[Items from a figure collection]
#####

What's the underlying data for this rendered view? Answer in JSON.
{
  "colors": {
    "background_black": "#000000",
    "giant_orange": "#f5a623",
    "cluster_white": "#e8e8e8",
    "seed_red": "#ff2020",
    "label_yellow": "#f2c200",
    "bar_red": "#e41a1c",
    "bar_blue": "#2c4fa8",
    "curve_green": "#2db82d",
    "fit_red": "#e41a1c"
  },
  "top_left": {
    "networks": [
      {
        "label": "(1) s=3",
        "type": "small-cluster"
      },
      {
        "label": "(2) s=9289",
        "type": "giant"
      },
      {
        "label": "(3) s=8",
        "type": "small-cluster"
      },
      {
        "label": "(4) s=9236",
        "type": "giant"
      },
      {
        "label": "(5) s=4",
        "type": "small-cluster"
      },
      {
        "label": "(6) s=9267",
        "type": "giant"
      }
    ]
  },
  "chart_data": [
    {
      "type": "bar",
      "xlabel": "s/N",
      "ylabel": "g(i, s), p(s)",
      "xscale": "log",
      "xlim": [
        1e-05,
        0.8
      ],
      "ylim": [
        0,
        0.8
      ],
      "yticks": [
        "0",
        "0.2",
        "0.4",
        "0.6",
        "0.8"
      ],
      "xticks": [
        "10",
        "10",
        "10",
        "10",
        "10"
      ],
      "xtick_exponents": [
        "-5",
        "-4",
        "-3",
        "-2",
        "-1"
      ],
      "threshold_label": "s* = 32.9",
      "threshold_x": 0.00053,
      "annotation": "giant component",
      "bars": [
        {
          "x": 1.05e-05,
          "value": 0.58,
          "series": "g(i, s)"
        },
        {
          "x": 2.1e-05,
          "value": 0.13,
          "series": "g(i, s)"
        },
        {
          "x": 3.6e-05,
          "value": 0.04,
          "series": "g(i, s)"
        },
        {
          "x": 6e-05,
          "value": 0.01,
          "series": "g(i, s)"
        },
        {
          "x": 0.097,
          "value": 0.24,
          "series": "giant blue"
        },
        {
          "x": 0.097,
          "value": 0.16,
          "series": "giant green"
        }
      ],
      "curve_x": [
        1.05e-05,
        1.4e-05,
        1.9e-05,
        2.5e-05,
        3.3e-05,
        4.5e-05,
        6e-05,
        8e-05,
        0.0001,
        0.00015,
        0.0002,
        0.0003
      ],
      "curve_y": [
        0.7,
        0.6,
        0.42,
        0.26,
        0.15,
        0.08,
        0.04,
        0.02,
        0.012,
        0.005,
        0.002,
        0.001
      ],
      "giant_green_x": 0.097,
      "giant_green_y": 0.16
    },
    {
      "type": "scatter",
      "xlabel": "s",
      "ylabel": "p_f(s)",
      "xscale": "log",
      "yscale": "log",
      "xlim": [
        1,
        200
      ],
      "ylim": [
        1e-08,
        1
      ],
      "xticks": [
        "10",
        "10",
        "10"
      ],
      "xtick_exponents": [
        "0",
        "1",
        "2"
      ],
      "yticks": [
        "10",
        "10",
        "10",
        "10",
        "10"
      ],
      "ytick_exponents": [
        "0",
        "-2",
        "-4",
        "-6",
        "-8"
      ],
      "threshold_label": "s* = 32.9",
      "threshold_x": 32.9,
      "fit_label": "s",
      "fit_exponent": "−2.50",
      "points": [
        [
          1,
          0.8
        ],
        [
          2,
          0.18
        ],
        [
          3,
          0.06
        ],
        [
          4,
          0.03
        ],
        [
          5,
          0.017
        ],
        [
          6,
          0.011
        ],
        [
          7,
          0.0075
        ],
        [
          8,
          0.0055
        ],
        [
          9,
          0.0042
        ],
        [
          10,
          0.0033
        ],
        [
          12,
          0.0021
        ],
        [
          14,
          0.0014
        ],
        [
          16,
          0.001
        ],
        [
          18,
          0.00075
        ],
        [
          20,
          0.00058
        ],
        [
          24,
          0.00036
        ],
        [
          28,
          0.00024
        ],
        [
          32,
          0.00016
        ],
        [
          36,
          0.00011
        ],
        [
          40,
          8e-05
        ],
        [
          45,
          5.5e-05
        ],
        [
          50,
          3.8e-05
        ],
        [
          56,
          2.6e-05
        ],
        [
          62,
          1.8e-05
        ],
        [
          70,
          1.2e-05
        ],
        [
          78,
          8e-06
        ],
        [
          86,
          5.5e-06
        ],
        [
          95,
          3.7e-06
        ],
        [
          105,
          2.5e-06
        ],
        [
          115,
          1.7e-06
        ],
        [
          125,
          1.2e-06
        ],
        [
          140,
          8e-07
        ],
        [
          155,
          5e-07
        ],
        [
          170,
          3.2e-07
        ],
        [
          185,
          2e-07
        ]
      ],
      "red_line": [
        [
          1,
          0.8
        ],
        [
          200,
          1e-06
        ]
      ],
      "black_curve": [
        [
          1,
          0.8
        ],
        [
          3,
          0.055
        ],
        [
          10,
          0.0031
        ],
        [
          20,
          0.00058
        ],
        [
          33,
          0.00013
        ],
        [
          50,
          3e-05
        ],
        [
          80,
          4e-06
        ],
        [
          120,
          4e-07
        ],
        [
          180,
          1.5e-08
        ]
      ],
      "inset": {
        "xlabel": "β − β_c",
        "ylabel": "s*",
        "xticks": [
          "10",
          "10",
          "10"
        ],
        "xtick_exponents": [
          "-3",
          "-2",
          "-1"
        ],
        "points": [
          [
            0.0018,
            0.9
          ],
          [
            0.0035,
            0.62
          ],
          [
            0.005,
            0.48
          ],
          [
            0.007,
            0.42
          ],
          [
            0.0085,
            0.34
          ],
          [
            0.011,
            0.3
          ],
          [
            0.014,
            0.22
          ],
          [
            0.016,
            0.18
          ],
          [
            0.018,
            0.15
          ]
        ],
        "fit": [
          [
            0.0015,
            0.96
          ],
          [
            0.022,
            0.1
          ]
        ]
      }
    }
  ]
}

#####

* Task prompt
Copy out all of the records above with nothing altered.

* Task solution
What's the underlying data for this rendered view? Answer in JSON.
{
  "colors": {
    "background_black": "#000000",
    "giant_orange": "#f5a623",
    "cluster_white": "#e8e8e8",
    "seed_red": "#ff2020",
    "label_yellow": "#f2c200",
    "bar_red": "#e41a1c",
    "bar_blue": "#2c4fa8",
    "curve_green": "#2db82d",
    "fit_red": "#e41a1c"
  },
  "top_left": {
    "networks": [
      {
        "label": "(1) s=3",
        "type": "small-cluster"
      },
      {
        "label": "(2) s=9289",
        "type": "giant"
      },
      {
        "label": "(3) s=8",
        "type": "small-cluster"
      },
      {
        "label": "(4) s=9236",
        "type": "giant"
      },
      {
        "label": "(5) s=4",
        "type": "small-cluster"
      },
      {
        "label": "(6) s=9267",
        "type": "giant"
      }
    ]
  },
  "chart_data": [
    {
      "type": "bar",
      "xlabel": "s/N",
      "ylabel": "g(i, s), p(s)",
      "xscale": "log",
      "xlim": [
        1e-05,
        0.8
      ],
      "ylim": [
        0,
        0.8
      ],
      "yticks": [
        "0",
        "0.2",
        "0.4",
        "0.6",
        "0.8"
      ],
      "xticks": [
        "10",
        "10",
        "10",
        "10",
        "10"
      ],
      "xtick_exponents": [
        "-5",
        "-4",
        "-3",
        "-2",
        "-1"
      ],
      "threshold_label": "s* = 32.9",
      "threshold_x": 0.00053,
      "annotation": "giant component",
      "bars": [
        {
          "x": 1.05e-05,
          "value": 0.58,
          "series": "g(i, s)"
        },
        {
          "x": 2.1e-05,
          "value": 0.13,
          "series": "g(i, s)"
        },
        {
          "x": 3.6e-05,
          "value": 0.04,
          "series": "g(i, s)"
        },
        {
          "x": 6e-05,
          "value": 0.01,
          "series": "g(i, s)"
        },
        {
          "x": 0.097,
          "value": 0.24,
          "series": "giant blue"
        },
        {
          "x": 0.097,
          "value": 0.16,
          "series": "giant green"
        }
      ],
      "curve_x": [
        1.05e-05,
        1.4e-05,
        1.9e-05,
        2.5e-05,
        3.3e-05,
        4.5e-05,
        6e-05,
        8e-05,
        0.0001,
        0.00015,
        0.0002,
        0.0003
      ],
      "curve_y": [
        0.7,
        0.6,
        0.42,
        0.26,
        0.15,
        0.08,
        0.04,
        0.02,
        0.012,
        0.005,
        0.002,
        0.001
      ],
      "giant_green_x": 0.097,
      "giant_green_y": 0.16
    },
    {
      "type": "scatter",
      "xlabel": "s",
      "ylabel": "p_f(s)",
      "xscale": "log",
      "yscale": "log",
      "xlim": [
        1,
        200
      ],
      "ylim": [
        1e-08,
        1
      ],
      "xticks": [
        "10",
        "10",
        "10"
      ],
      "xtick_exponents": [
        "0",
        "1",
        "2"
      ],
      "yticks": [
        "10",
        "10",
        "10",
        "10",
        "10"
      ],
      "ytick_exponents": [
        "0",
        "-2",
        "-4",
        "-6",
        "-8"
      ],
      "threshold_label": "s* = 32.9",
      "threshold_x": 32.9,
      "fit_label": "s",
      "fit_exponent": "−2.50",
      "points": [
        [
          1,
          0.8
        ],
        [
          2,
          0.18
        ],
        [
          3,
          0.06
        ],
        [
          4,
          0.03
        ],
        [
          5,
          0.017
        ],
        [
          6,
          0.011
        ],
        [
          7,
          0.0075
        ],
        [
          8,
          0.0055
        ],
        [
          9,
          0.0042
        ],
        [
          10,
          0.0033
        ],
        [
          12,
          0.0021
        ],
        [
          14,
          0.0014
        ],
        [
          16,
          0.001
        ],
        [
          18,
          0.00075
        ],
        [
          20,
          0.00058
        ],
        [
          24,
          0.00036
        ],
        [
          28,
          0.00024
        ],
        [
          32,
          0.00016
        ],
        [
          36,
          0.00011
        ],
        [
          40,
          8e-05
        ],
        [
          45,
          5.5e-05
        ],
        [
          50,
          3.8e-05
        ],
        [
          56,
          2.6e-05
        ],
        [
          62,
          1.8e-05
        ],
        [
          70,
          1.2e-05
        ],
        [
          78,
          8e-06
        ],
        [
          86,
          5.5e-06
        ],
        [
          95,
          3.7e-06
        ],
        [
          105,
          2.5e-06
        ],
        [
          115,
          1.7e-06
        ],
        [
          125,
          1.2e-06
        ],
        [
          140,
          8e-07
        ],
        [
          155,
          5e-07
        ],
        [
          170,
          3.2e-07
        ],
        [
          185,
          2e-07
        ]
      ],
      "red_line": [
        [
          1,
          0.8
        ],
        [
          200,
          1e-06
        ]
      ],
      "black_curve": [
        [
          1,
          0.8
        ],
        [
          3,
          0.055
        ],
        [
          10,
          0.0031
        ],
        [
          20,
          0.00058
        ],
        [
          33,
          0.00013
        ],
        [
          50,
          3e-05
        ],
        [
          80,
          4e-06
        ],
        [
          120,
          4e-07
        ],
        [
          180,
          1.5e-08
        ]
      ],
      "inset": {
        "xlabel": "β − β_c",
        "ylabel": "s*",
        "xticks": [
          "10",
          "10",
          "10"
        ],
        "xtick_exponents": [
          "-3",
          "-2",
          "-1"
        ],
        "points": [
          [
            0.0018,
            0.9
          ],
          [
            0.0035,
            0.62
          ],
          [
            0.005,
            0.48
          ],
          [
            0.007,
            0.42
          ],
          [
            0.0085,
            0.34
          ],
          [
            0.011,
            0.3
          ],
          [
            0.014,
            0.22
          ],
          [
            0.016,
            0.18
          ],
          [
            0.018,
            0.15
          ]
        ],
        "fit": [
          [
            0.0015,
            0.96
          ],
          [
            0.022,
            0.1
          ]
        ]
      }
    }
  ]
}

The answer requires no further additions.